### REQUIRED WORK
Locate each line containing the string "kontak" and copy it out.

-*-

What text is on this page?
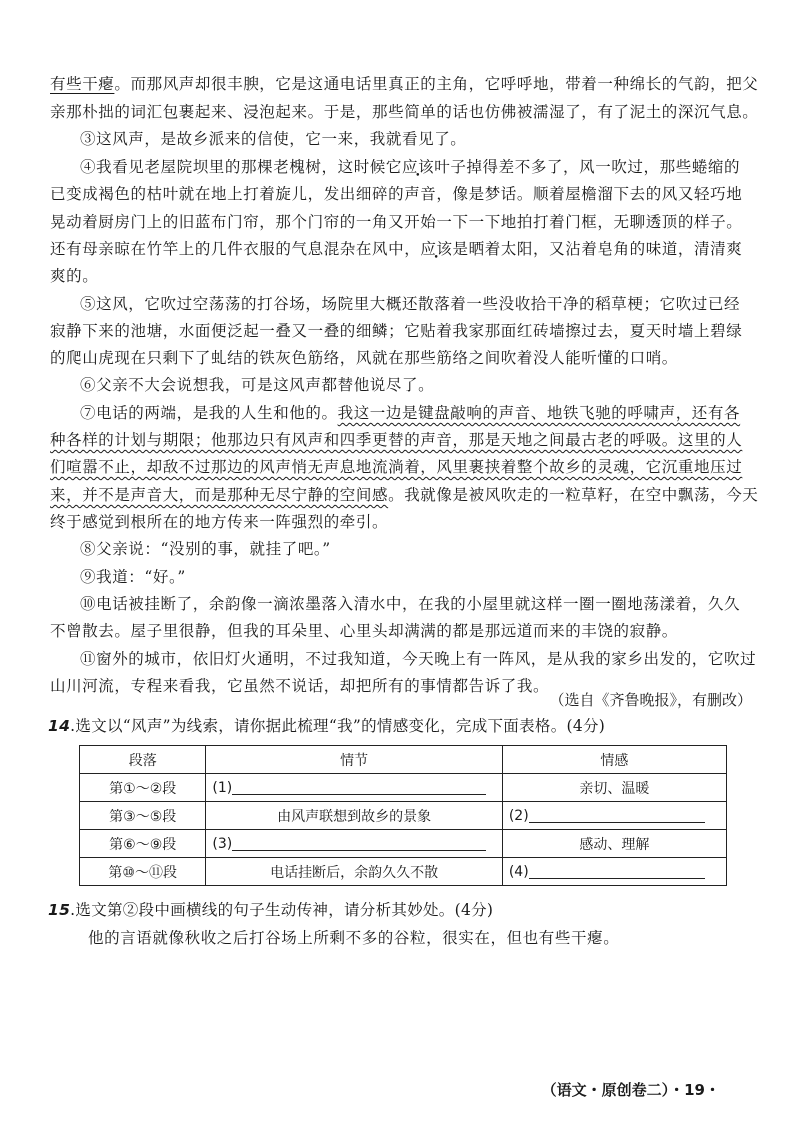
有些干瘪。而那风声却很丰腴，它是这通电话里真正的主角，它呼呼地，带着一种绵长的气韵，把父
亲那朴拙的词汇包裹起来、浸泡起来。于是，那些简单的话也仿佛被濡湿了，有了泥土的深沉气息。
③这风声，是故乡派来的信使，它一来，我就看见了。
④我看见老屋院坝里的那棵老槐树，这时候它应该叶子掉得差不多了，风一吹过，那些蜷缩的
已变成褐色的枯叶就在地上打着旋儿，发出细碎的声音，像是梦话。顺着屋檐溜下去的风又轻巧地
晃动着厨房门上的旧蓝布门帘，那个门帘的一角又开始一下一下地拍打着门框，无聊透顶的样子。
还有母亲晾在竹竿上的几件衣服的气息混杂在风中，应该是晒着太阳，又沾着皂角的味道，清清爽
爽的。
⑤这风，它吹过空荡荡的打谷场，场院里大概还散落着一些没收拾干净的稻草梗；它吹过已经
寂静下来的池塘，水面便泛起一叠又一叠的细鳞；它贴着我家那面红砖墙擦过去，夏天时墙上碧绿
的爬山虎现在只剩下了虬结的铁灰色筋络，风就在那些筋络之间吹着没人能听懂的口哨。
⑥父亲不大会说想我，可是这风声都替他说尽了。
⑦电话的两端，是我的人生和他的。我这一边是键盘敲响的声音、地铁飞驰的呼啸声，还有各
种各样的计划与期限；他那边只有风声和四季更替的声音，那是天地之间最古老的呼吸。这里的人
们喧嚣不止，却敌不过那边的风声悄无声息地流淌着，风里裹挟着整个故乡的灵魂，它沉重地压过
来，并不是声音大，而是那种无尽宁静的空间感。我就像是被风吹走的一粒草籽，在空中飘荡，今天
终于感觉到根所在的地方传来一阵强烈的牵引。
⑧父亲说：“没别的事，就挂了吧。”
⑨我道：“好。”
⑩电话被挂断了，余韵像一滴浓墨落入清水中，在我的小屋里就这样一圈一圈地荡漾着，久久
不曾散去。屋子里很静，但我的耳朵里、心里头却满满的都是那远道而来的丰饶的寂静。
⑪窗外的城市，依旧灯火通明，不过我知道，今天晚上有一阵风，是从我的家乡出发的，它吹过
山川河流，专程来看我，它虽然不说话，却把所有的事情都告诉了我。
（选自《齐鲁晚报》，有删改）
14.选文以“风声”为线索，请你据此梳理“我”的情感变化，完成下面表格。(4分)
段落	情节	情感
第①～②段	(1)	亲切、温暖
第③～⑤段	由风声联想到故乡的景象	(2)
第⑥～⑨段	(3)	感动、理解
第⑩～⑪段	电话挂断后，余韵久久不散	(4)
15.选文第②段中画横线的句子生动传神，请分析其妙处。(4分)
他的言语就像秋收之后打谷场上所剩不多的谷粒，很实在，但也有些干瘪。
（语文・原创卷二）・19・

-*-

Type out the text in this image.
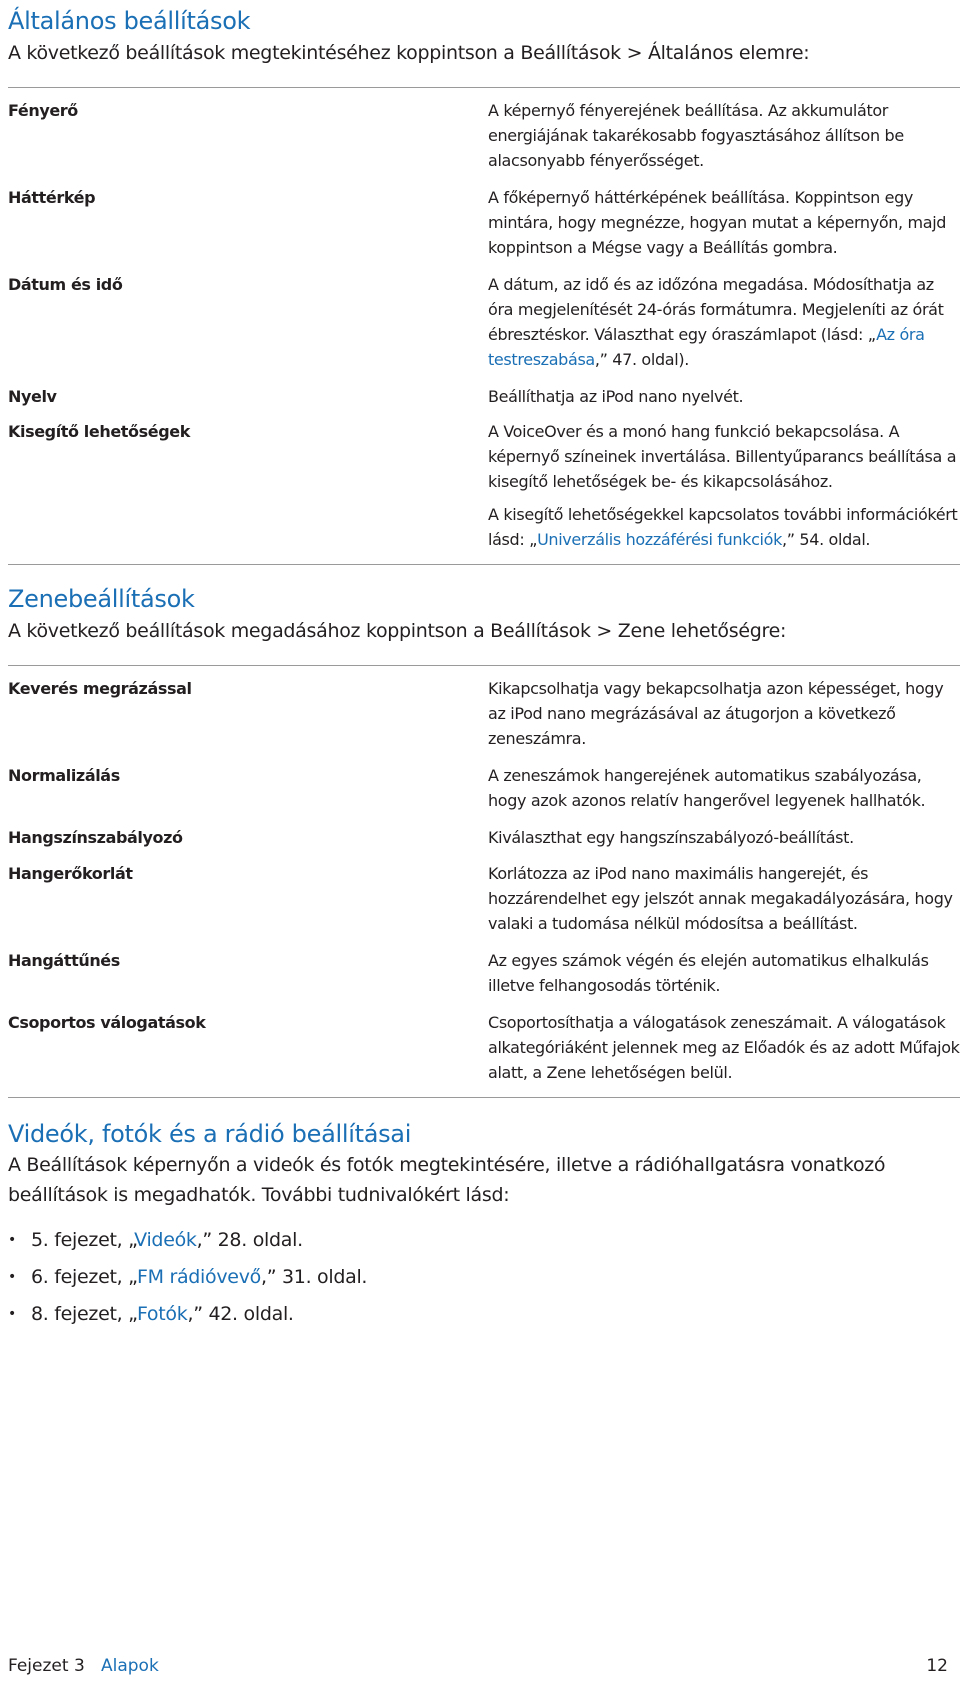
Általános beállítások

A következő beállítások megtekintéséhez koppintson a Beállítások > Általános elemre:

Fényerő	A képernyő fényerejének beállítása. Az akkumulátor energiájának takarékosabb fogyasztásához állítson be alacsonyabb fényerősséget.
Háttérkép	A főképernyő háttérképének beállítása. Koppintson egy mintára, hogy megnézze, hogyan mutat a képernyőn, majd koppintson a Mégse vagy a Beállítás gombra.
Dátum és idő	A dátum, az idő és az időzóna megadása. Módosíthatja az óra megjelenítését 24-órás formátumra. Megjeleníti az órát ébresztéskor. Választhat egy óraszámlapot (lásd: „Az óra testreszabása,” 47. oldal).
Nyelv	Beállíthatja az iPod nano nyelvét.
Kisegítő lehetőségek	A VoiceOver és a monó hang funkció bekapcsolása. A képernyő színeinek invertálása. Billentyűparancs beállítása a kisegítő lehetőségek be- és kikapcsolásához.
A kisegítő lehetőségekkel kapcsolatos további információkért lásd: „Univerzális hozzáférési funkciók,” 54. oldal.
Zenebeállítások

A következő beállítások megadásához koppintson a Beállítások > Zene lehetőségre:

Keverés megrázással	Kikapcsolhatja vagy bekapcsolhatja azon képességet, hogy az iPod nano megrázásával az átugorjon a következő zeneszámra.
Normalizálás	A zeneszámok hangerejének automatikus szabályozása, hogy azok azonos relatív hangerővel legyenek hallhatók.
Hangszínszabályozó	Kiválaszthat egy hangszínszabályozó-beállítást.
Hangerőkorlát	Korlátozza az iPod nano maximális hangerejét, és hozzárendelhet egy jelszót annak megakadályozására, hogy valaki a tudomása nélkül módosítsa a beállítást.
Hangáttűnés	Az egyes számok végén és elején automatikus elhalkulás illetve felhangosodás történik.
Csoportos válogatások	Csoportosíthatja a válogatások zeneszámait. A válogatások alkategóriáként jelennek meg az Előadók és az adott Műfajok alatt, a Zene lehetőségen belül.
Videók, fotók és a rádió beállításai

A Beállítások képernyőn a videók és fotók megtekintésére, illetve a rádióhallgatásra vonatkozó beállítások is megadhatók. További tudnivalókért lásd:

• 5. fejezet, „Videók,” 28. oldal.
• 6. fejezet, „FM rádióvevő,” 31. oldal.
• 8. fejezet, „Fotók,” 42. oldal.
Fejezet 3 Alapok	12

-*-

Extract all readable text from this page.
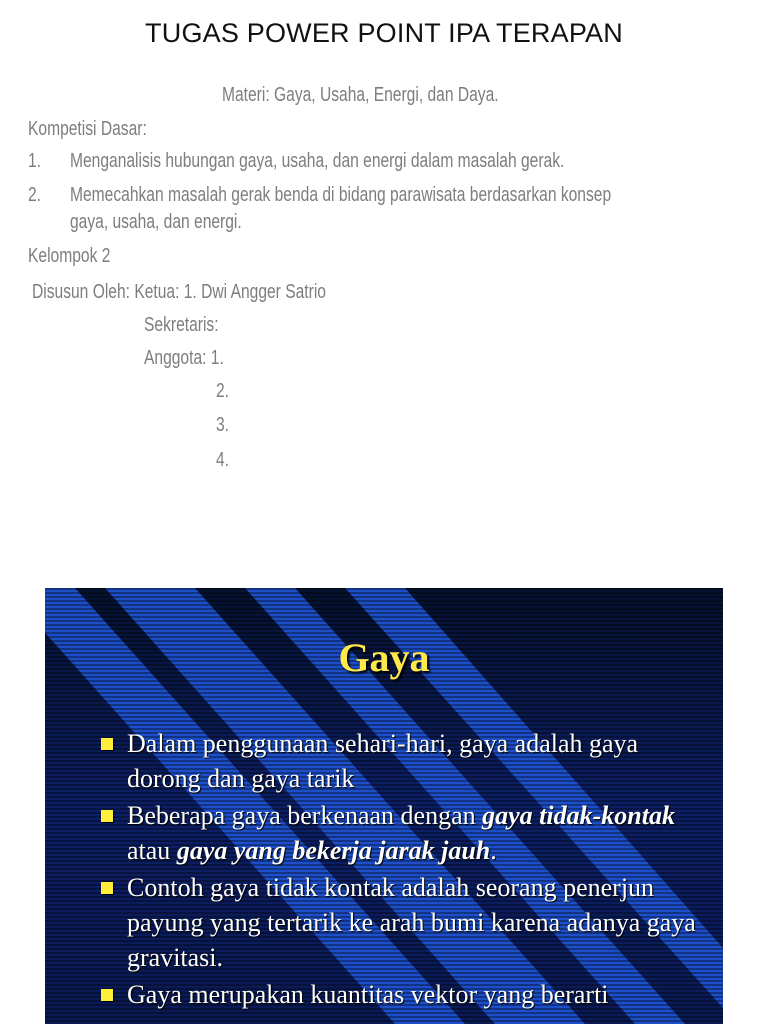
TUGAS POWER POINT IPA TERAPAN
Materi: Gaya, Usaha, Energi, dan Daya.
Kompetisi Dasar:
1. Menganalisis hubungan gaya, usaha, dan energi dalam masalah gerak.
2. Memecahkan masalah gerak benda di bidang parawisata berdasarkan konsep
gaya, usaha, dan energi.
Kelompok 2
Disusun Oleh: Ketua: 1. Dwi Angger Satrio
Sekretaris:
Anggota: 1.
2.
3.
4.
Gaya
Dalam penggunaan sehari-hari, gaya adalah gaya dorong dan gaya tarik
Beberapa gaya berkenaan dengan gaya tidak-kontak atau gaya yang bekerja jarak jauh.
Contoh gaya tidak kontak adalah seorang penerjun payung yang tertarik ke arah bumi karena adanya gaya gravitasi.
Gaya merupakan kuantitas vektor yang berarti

-*-

### ANSWER TO THIS EXERCISE
Beberapa gaya berkenaan dengan gaya tidak-kontak atau gaya yang bekerja jarak jauh.
Contoh gaya tidak kontak adalah seorang penerjun payung yang tertarik ke arah bumi karena adanya gaya gravitasi.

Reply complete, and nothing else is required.